» WHAT THE TASK ASKS
Pull every line with the word "offset" out of the entries below.

+++ RAW DATA +++

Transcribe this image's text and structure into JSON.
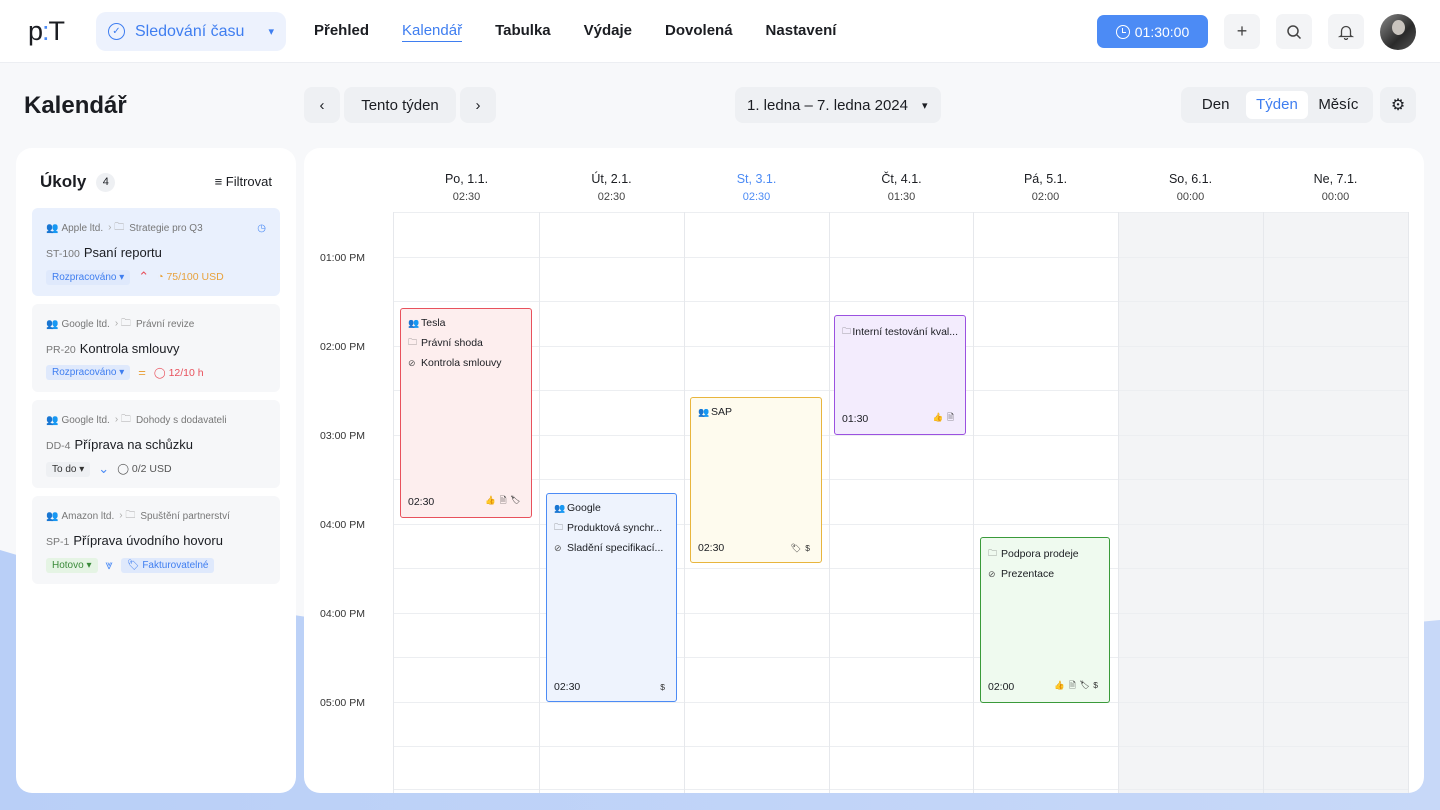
{
  "brand": {
    "logo_p": "p",
    "logo_dot": ":",
    "logo_t": "T"
  },
  "product": {
    "label": "Sledování času"
  },
  "nav": {
    "items": [
      "Přehled",
      "Kalendář",
      "Tabulka",
      "Výdaje",
      "Dovolená",
      "Nastavení"
    ],
    "active": "Kalendář"
  },
  "timer": {
    "value": "01:30:00"
  },
  "page": {
    "title": "Kalendář"
  },
  "toolbar": {
    "this_week": "Tento týden",
    "range": "1. ledna – 7. ledna 2024",
    "views": [
      "Den",
      "Týden",
      "Měsíc"
    ],
    "active_view": "Týden"
  },
  "tasks": {
    "header": "Úkoly",
    "count": "4",
    "filter_label": "Filtrovat",
    "items": [
      {
        "client": "Apple ltd.",
        "project": "Strategie pro Q3",
        "code": "ST-100",
        "title": "Psaní reportu",
        "status": "Rozpracováno",
        "progress": "75/100 USD"
      },
      {
        "client": "Google ltd.",
        "project": "Právní revize",
        "code": "PR-20",
        "title": "Kontrola smlouvy",
        "status": "Rozpracováno",
        "progress": "12/10 h"
      },
      {
        "client": "Google ltd.",
        "project": "Dohody s dodavateli",
        "code": "DD-4",
        "title": "Příprava na schůzku",
        "status": "To do",
        "progress": "0/2 USD"
      },
      {
        "client": "Amazon ltd.",
        "project": "Spuštění partnerství",
        "code": "SP-1",
        "title": "Příprava úvodního hovoru",
        "status": "Hotovo",
        "tag": "Fakturovatelné"
      }
    ]
  },
  "calendar": {
    "days": [
      {
        "label": "Po, 1.1.",
        "total": "02:30"
      },
      {
        "label": "Út, 2.1.",
        "total": "02:30"
      },
      {
        "label": "St, 3.1.",
        "total": "02:30"
      },
      {
        "label": "Čt, 4.1.",
        "total": "01:30"
      },
      {
        "label": "Pá, 5.1.",
        "total": "02:00"
      },
      {
        "label": "So, 6.1.",
        "total": "00:00"
      },
      {
        "label": "Ne, 7.1.",
        "total": "00:00"
      }
    ],
    "time_labels": [
      "01:00 PM",
      "02:00 PM",
      "03:00 PM",
      "04:00 PM",
      "04:00 PM",
      "05:00 PM"
    ],
    "events": [
      {
        "client": "Tesla",
        "project": "Právní shoda",
        "task": "Kontrola smlouvy",
        "duration": "02:30",
        "color": "#e8515c",
        "bg": "#fdeeee"
      },
      {
        "client": "Google",
        "project": "Produktová synchr...",
        "task": "Sladění specifikací...",
        "duration": "02:30",
        "color": "#4c8bf5",
        "bg": "#eef3fd"
      },
      {
        "client": "SAP",
        "duration": "02:30",
        "color": "#e8b53d",
        "bg": "#fefbee"
      },
      {
        "project": "Interní testování kval...",
        "duration": "01:30",
        "color": "#9b51e0",
        "bg": "#f3ecfd"
      },
      {
        "project": "Podpora prodeje",
        "task": "Prezentace",
        "duration": "02:00",
        "color": "#3a9a3a",
        "bg": "#effaef"
      }
    ]
  }
}
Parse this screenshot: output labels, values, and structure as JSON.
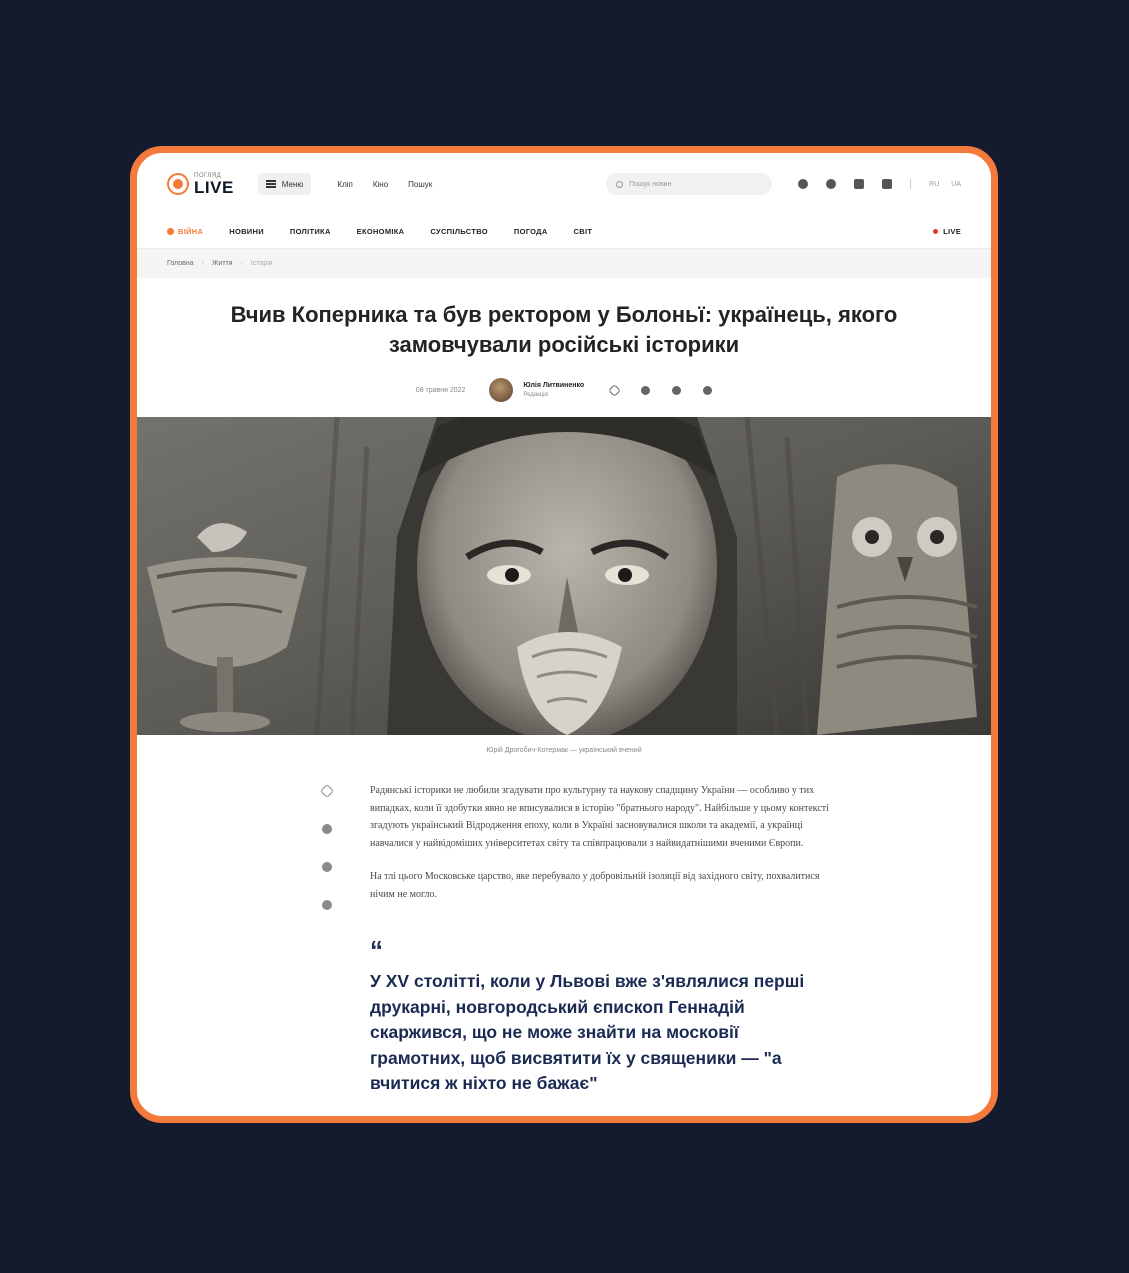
{
  "header": {
    "logo_top": "ПОГЛЯД",
    "logo_text": "LIVE",
    "menu_label": "Меню",
    "links": [
      "Кліп",
      "Кіно",
      "Пошук"
    ],
    "search_placeholder": "Пошук новин",
    "langs": [
      "RU",
      "UA"
    ]
  },
  "nav": {
    "items": [
      "ВІЙНА",
      "НОВИНИ",
      "ПОЛІТИКА",
      "ЕКОНОМІКА",
      "СУСПІЛЬСТВО",
      "ПОГОДА",
      "СВІТ"
    ],
    "live_label": "LIVE"
  },
  "breadcrumbs": [
    "Головна",
    "Життя",
    "Історія"
  ],
  "article": {
    "title": "Вчив Коперника та був ректором у Болоньї: українець, якого замовчували російські історики",
    "date": "08 травня 2022",
    "author_name": "Юлія Литвиненко",
    "author_role": "Редакція",
    "image_caption": "Юрій Дрогобич-Котермак — український вчений",
    "paragraphs": [
      "Радянські історики не любили згадувати про культурну та наукову спадщину України — особливо у тих випадках, коли її здобутки явно не вписувалися в історію \"братнього народу\". Найбільше у цьому контексті згадують український Відродження епоху, коли в Україні засновувалися школи та академії, а українці навчалися у найвідоміших університетах світу та співпрацювали з найвидатнішими вченими Європи.",
      "На тлі цього Московське царство, яке перебувало у добровільній ізоляції від західного світу, похвалитися нічим не могло."
    ],
    "quote": "У XV столітті, коли у Львові вже з'являлися перші друкарні, новгородський єпископ Геннадій скаржився, що не може знайти на московії грамотних, щоб висвятити їх у священики — \"а вчитися ж ніхто не бажає\""
  }
}
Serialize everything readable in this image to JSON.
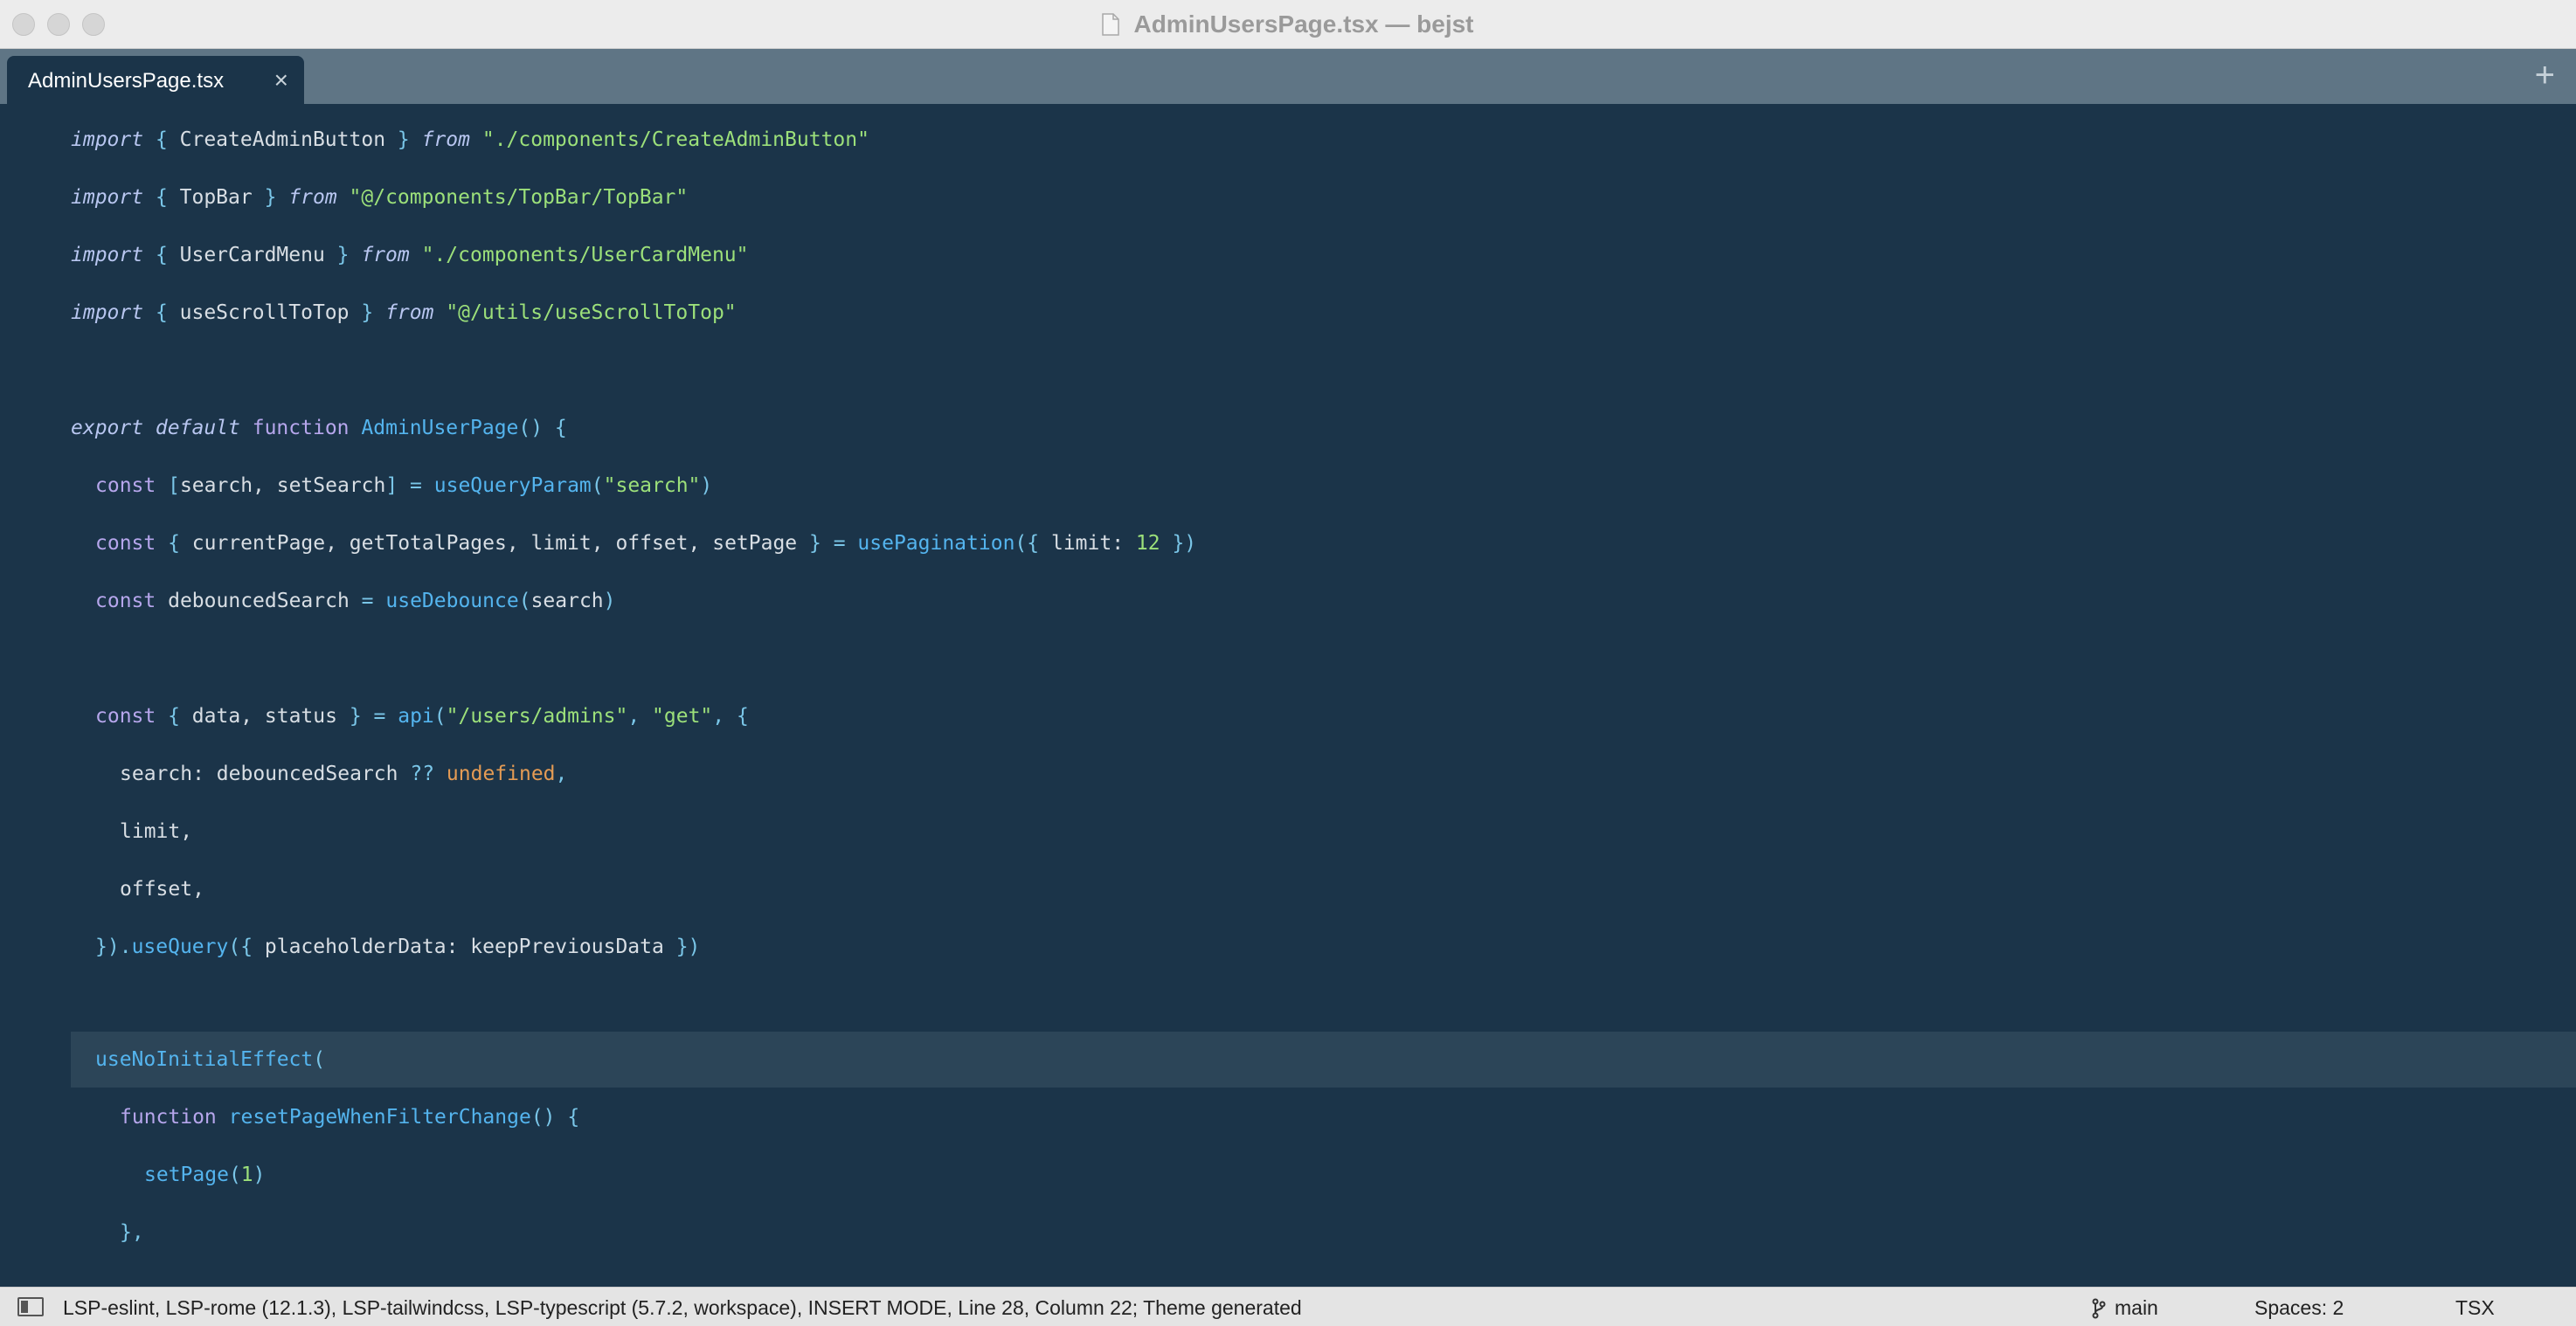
{
  "window": {
    "title": "AdminUsersPage.tsx — bejst"
  },
  "tabs": {
    "active_label": "AdminUsersPage.tsx",
    "close_glyph": "×",
    "add_glyph": "+"
  },
  "editor": {
    "lines": [
      [
        "import",
        " { ",
        "CreateAdminButton",
        " } ",
        "from",
        " ",
        "\"./components/CreateAdminButton\""
      ],
      [
        "import",
        " { ",
        "TopBar",
        " } ",
        "from",
        " ",
        "\"@/components/TopBar/TopBar\""
      ],
      [
        "import",
        " { ",
        "UserCardMenu",
        " } ",
        "from",
        " ",
        "\"./components/UserCardMenu\""
      ],
      [
        "import",
        " { ",
        "useScrollToTop",
        " } ",
        "from",
        " ",
        "\"@/utils/useScrollToTop\""
      ],
      [
        "export default",
        " ",
        "function",
        " ",
        "AdminUserPage",
        "() {"
      ],
      [
        "const",
        " [",
        "search, setSearch",
        "] = ",
        "useQueryParam",
        "(",
        "\"search\"",
        ")"
      ],
      [
        "const",
        " { ",
        "currentPage, getTotalPages, limit, offset, setPage",
        " } = ",
        "usePagination",
        "({ ",
        "limit: ",
        "12",
        " })"
      ],
      [
        "const",
        " ",
        "debouncedSearch",
        " = ",
        "useDebounce",
        "(",
        "search",
        ")"
      ],
      [
        "const",
        " { ",
        "data, status",
        " } = ",
        "api",
        "(",
        "\"/users/admins\"",
        ", ",
        "\"get\"",
        ", {"
      ],
      [
        "search: debouncedSearch ",
        "??",
        " ",
        "undefined",
        ","
      ],
      [
        "limit,"
      ],
      [
        "offset,"
      ],
      [
        "})",
        ".",
        "useQuery",
        "({ ",
        "placeholderData: keepPreviousData",
        " })"
      ],
      [
        "useNoInitialEffect",
        "("
      ],
      [
        "function",
        " ",
        "resetPageWhenFilterChange",
        "() {"
      ],
      [
        "setPage",
        "(",
        "1",
        ")"
      ],
      [
        "},"
      ]
    ]
  },
  "statusbar": {
    "info": "LSP-eslint, LSP-rome (12.1.3), LSP-tailwindcss, LSP-typescript (5.7.2, workspace), INSERT MODE, Line 28, Column 22; Theme generated",
    "branch": "main",
    "spaces": "Spaces: 2",
    "language": "TSX"
  }
}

+++

» RESPONSE TO THIS TASK
        "currentPage, getTotalPages, limit, offset, setPage",
        "offset,"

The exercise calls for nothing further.